▸ **Supplied records**:
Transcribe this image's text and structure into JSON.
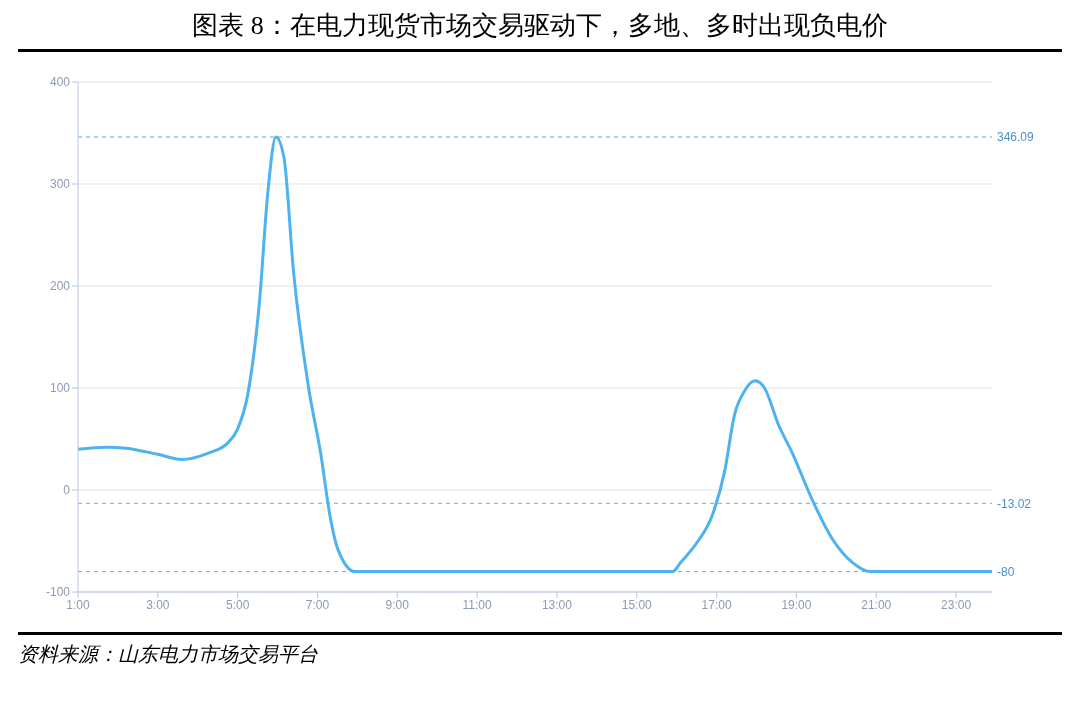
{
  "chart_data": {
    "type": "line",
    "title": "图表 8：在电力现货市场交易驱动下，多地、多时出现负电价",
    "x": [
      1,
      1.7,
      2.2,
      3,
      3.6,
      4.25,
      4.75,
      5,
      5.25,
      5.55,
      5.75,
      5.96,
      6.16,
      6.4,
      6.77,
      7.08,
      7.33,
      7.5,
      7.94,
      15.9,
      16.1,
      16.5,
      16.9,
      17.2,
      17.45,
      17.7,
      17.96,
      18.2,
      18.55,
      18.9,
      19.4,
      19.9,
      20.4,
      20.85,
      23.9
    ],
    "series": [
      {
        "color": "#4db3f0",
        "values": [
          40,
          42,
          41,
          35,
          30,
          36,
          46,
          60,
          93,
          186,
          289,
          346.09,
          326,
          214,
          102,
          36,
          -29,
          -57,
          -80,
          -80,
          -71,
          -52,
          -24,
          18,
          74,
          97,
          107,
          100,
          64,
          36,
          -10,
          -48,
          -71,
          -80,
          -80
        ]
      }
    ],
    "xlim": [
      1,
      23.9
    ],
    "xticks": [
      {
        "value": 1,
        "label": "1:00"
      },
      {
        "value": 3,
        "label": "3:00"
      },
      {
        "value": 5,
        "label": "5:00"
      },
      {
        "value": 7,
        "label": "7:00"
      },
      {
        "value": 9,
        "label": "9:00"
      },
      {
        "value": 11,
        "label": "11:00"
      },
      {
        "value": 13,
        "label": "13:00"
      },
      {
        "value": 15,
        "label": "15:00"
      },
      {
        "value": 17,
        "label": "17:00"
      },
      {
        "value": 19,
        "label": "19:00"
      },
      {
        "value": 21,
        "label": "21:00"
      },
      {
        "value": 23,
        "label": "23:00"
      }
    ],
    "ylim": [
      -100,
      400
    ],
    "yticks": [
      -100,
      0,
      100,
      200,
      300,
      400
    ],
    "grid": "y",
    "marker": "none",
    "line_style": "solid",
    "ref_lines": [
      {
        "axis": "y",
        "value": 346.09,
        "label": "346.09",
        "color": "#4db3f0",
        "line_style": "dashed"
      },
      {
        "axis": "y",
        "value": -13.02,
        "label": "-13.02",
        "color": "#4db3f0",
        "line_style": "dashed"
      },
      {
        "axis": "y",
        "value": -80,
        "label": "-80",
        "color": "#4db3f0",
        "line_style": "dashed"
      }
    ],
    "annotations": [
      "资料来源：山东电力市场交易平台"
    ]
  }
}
...
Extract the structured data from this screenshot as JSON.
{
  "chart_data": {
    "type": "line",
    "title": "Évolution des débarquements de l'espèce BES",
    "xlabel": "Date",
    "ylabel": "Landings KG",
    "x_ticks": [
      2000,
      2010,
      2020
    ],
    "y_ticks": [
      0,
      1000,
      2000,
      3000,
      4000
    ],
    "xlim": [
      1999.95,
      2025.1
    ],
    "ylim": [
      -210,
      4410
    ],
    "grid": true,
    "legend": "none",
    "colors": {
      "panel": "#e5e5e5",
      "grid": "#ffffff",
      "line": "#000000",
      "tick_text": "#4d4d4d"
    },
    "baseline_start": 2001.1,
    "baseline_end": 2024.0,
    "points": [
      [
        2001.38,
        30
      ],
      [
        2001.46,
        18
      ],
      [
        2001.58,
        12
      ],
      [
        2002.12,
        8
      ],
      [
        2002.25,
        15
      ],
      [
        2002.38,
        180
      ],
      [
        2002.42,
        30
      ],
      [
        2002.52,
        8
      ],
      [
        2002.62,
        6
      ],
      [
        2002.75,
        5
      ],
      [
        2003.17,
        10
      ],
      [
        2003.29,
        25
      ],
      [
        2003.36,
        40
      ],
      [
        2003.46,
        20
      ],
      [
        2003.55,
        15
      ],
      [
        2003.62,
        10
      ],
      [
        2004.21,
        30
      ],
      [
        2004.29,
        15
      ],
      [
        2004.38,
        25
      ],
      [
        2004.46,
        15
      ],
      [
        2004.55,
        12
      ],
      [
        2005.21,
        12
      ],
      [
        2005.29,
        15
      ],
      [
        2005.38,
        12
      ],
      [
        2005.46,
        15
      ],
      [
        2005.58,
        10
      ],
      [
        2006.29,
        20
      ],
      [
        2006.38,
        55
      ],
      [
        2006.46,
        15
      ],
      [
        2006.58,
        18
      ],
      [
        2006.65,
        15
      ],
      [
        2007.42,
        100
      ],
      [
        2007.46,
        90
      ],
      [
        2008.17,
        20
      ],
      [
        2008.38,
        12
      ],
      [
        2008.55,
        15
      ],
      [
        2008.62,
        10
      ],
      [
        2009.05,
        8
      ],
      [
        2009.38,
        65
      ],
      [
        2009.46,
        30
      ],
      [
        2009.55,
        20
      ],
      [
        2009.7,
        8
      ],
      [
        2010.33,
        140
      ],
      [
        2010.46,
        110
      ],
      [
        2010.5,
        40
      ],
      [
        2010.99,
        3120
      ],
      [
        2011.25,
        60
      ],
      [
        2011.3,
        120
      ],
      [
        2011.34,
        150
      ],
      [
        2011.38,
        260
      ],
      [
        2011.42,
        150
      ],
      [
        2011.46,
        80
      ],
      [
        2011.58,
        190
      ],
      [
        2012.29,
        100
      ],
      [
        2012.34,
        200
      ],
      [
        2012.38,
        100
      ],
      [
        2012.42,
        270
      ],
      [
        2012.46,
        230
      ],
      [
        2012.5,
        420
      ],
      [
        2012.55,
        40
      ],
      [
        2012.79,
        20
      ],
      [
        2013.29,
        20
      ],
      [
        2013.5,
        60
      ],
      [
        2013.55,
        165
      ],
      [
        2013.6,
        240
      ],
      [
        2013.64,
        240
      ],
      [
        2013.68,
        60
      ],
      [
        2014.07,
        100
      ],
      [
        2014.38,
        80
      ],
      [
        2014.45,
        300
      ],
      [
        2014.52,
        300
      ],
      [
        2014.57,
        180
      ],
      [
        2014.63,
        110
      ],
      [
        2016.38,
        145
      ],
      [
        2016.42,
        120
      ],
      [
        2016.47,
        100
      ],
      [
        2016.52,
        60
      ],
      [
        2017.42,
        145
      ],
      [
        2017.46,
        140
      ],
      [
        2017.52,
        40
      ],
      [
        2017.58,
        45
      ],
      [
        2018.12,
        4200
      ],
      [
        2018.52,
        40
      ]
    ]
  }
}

▸ **What the task asks**:
Count how many lines of the data include the word "title". Your reply should be that number alone.

▸ **Completed task**:
2